> [Record set]

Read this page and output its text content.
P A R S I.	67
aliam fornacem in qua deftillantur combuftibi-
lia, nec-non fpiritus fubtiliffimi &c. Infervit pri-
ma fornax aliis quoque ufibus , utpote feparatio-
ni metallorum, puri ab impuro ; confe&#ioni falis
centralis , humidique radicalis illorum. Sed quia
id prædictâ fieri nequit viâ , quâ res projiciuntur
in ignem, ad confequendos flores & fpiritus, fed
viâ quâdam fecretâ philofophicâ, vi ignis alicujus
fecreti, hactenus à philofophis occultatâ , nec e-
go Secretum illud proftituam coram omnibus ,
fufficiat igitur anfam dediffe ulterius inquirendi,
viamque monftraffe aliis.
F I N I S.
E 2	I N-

> [Requirements] Reproduce all of the entries word for word.

> [Task solution]
Read this page and output its text content.
P A R S I.	67
aliam fornacem in qua deftillantur combuftibi-
lia, nec-non fpiritus fubtiliffimi &c. Infervit pri-
ma fornax aliis quoque ufibus , utpote feparatio-
ni metallorum, puri ab impuro ; confe&#ioni falis
centralis , humidique radicalis illorum. Sed quia
id prædictâ fieri nequit viâ , quâ res projiciuntur
in ignem, ad confequendos flores & fpiritus, fed
viâ quâdam fecretâ philofophicâ, vi ignis alicujus
fecreti, hactenus à philofophis occultatâ , nec e-
go Secretum illud proftituam coram omnibus ,
fufficiat igitur anfam dediffe ulterius inquirendi,
viamque monftraffe aliis.
F I N I S.
E 2	I N-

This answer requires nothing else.